* SET EXERCISE *
Each of the entries should be retyped precisely as it appears.

Dataset rows about figures
□ □ □ □ □ □ □

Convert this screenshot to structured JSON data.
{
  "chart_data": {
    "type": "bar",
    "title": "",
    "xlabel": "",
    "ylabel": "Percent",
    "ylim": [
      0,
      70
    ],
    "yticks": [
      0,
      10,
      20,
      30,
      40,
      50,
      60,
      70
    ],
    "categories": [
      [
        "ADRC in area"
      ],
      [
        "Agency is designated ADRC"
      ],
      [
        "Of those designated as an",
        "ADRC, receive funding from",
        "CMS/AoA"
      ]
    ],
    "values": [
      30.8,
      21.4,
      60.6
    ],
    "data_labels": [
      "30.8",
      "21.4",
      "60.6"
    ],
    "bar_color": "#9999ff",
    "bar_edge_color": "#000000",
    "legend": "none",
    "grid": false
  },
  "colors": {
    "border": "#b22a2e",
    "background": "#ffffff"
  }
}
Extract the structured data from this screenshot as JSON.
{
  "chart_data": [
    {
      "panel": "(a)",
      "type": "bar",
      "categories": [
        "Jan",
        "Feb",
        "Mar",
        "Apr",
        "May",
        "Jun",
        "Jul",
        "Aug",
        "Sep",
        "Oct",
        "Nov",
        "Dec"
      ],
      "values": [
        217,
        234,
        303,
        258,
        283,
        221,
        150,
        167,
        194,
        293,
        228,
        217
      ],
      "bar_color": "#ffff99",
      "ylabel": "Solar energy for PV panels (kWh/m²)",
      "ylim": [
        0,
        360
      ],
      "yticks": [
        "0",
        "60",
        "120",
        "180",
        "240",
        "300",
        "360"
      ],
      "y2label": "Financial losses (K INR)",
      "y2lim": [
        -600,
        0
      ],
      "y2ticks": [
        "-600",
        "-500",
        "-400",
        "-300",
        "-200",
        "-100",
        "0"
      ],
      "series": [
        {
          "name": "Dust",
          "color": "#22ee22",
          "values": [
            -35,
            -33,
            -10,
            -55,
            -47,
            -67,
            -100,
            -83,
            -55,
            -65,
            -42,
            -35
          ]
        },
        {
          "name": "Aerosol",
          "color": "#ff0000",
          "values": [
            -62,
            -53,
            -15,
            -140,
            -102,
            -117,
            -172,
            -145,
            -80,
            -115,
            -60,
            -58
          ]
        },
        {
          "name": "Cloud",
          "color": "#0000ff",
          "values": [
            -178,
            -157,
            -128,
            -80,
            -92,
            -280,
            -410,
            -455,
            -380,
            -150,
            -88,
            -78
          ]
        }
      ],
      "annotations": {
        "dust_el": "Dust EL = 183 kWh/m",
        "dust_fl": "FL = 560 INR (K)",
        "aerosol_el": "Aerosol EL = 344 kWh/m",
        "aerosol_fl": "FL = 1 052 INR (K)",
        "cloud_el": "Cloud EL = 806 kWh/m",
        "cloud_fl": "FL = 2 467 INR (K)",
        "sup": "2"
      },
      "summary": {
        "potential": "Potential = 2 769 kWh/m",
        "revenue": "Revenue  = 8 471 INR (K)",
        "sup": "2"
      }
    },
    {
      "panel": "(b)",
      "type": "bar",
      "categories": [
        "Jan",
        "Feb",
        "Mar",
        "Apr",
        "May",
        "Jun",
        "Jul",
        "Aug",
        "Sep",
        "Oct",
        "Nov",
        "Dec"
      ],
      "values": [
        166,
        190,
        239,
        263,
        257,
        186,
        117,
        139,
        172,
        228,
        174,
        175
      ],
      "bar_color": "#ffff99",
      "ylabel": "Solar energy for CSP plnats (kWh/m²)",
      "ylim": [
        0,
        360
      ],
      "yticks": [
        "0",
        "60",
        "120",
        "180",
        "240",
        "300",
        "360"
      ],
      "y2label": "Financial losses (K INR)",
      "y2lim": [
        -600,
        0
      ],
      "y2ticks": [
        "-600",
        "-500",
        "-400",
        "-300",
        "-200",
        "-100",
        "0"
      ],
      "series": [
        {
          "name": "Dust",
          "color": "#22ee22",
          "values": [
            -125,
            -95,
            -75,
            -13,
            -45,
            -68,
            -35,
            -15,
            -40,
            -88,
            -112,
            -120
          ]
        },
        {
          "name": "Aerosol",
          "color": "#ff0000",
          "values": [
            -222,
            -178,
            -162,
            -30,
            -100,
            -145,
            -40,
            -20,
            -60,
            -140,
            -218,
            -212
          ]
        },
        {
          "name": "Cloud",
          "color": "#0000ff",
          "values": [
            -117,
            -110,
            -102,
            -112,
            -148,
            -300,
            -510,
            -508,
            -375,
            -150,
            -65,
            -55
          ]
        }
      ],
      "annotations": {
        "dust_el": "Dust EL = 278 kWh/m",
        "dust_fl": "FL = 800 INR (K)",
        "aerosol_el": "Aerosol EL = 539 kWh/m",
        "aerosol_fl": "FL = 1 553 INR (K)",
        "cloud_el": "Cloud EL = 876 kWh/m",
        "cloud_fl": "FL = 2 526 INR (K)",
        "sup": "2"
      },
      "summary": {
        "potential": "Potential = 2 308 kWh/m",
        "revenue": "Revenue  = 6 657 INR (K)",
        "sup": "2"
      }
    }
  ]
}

□ □ □ □ □ □ □

* CORRECT ANSWER *
Convert this screenshot to structured JSON data.
{
  "chart_data": {
    "type": "bar",
    "title": "",
    "xlabel": "",
    "ylabel": "Percent",
    "ylim": [
      0,
      70
    ],
    "yticks": [
      0,
      10,
      20,
      30,
      40,
      50,
      60,
      70
    ],
    "categories": [
      [
        "ADRC in area"
      ],
      [
        "Agency is designated ADRC"
      ],
      [
        "Of those designated as an",
        "ADRC, receive funding from",
        "CMS/AoA"
      ]
    ],
    "values": [
      30.8,
      21.4,
      60.6
    ],
    "data_labels": [
      "30.8",
      "21.4",
      "60.6"
    ],
    "bar_color": "#9999ff",
    "bar_edge_color": "#000000",
    "legend": "none",
    "grid": false
  },
  "colors": {
    "border": "#b22a2e",
    "background": "#ffffff"
  }
}
Extract the structured data from this screenshot as JSON.
{
  "chart_data": [
    {
      "panel": "(a)",
      "type": "bar",
      "categories": [
        "Jan",
        "Feb",
        "Mar",
        "Apr",
        "May",
        "Jun",
        "Jul",
        "Aug",
        "Sep",
        "Oct",
        "Nov",
        "Dec"
      ],
      "values": [
        217,
        234,
        303,
        258,
        283,
        221,
        150,
        167,
        194,
        293,
        228,
        217
      ],
      "bar_color": "#ffff99",
      "ylabel": "Solar energy for PV panels (kWh/m²)",
      "ylim": [
        0,
        360
      ],
      "yticks": [
        "0",
        "60",
        "120",
        "180",
        "240",
        "300",
        "360"
      ],
      "y2label": "Financial losses (K INR)",
      "y2lim": [
        -600,
        0
      ],
      "y2ticks": [
        "-600",
        "-500",
        "-400",
        "-300",
        "-200",
        "-100",
        "0"
      ],
      "series": [
        {
          "name": "Dust",
          "color": "#22ee22",
          "values": [
            -35,
            -33,
            -10,
            -55,
            -47,
            -67,
            -100,
            -83,
            -55,
            -65,
            -42,
            -35
          ]
        },
        {
          "name": "Aerosol",
          "color": "#ff0000",
          "values": [
            -62,
            -53,
            -15,
            -140,
            -102,
            -117,
            -172,
            -145,
            -80,
            -115,
            -60,
            -58
          ]
        },
        {
          "name": "Cloud",
          "color": "#0000ff",
          "values": [
            -178,
            -157,
            -128,
            -80,
            -92,
            -280,
            -410,
            -455,
            -380,
            -150,
            -88,
            -78
          ]
        }
      ],
      "annotations": {
        "dust_el": "Dust EL = 183 kWh/m",
        "dust_fl": "FL = 560 INR (K)",
        "aerosol_el": "Aerosol EL = 344 kWh/m",
        "aerosol_fl": "FL = 1 052 INR (K)",
        "cloud_el": "Cloud EL = 806 kWh/m",
        "cloud_fl": "FL = 2 467 INR (K)",
        "sup": "2"
      },
      "summary": {
        "potential": "Potential = 2 769 kWh/m",
        "revenue": "Revenue  = 8 471 INR (K)",
        "sup": "2"
      }
    },
    {
      "panel": "(b)",
      "type": "bar",
      "categories": [
        "Jan",
        "Feb",
        "Mar",
        "Apr",
        "May",
        "Jun",
        "Jul",
        "Aug",
        "Sep",
        "Oct",
        "Nov",
        "Dec"
      ],
      "values": [
        166,
        190,
        239,
        263,
        257,
        186,
        117,
        139,
        172,
        228,
        174,
        175
      ],
      "bar_color": "#ffff99",
      "ylabel": "Solar energy for CSP plnats (kWh/m²)",
      "ylim": [
        0,
        360
      ],
      "yticks": [
        "0",
        "60",
        "120",
        "180",
        "240",
        "300",
        "360"
      ],
      "y2label": "Financial losses (K INR)",
      "y2lim": [
        -600,
        0
      ],
      "y2ticks": [
        "-600",
        "-500",
        "-400",
        "-300",
        "-200",
        "-100",
        "0"
      ],
      "series": [
        {
          "name": "Dust",
          "color": "#22ee22",
          "values": [
            -125,
            -95,
            -75,
            -13,
            -45,
            -68,
            -35,
            -15,
            -40,
            -88,
            -112,
            -120
          ]
        },
        {
          "name": "Aerosol",
          "color": "#ff0000",
          "values": [
            -222,
            -178,
            -162,
            -30,
            -100,
            -145,
            -40,
            -20,
            -60,
            -140,
            -218,
            -212
          ]
        },
        {
          "name": "Cloud",
          "color": "#0000ff",
          "values": [
            -117,
            -110,
            -102,
            -112,
            -148,
            -300,
            -510,
            -508,
            -375,
            -150,
            -65,
            -55
          ]
        }
      ],
      "annotations": {
        "dust_el": "Dust EL = 278 kWh/m",
        "dust_fl": "FL = 800 INR (K)",
        "aerosol_el": "Aerosol EL = 539 kWh/m",
        "aerosol_fl": "FL = 1 553 INR (K)",
        "cloud_el": "Cloud EL = 876 kWh/m",
        "cloud_fl": "FL = 2 526 INR (K)",
        "sup": "2"
      },
      "summary": {
        "potential": "Potential = 2 308 kWh/m",
        "revenue": "Revenue  = 6 657 INR (K)",
        "sup": "2"
      }
    }
  ]
}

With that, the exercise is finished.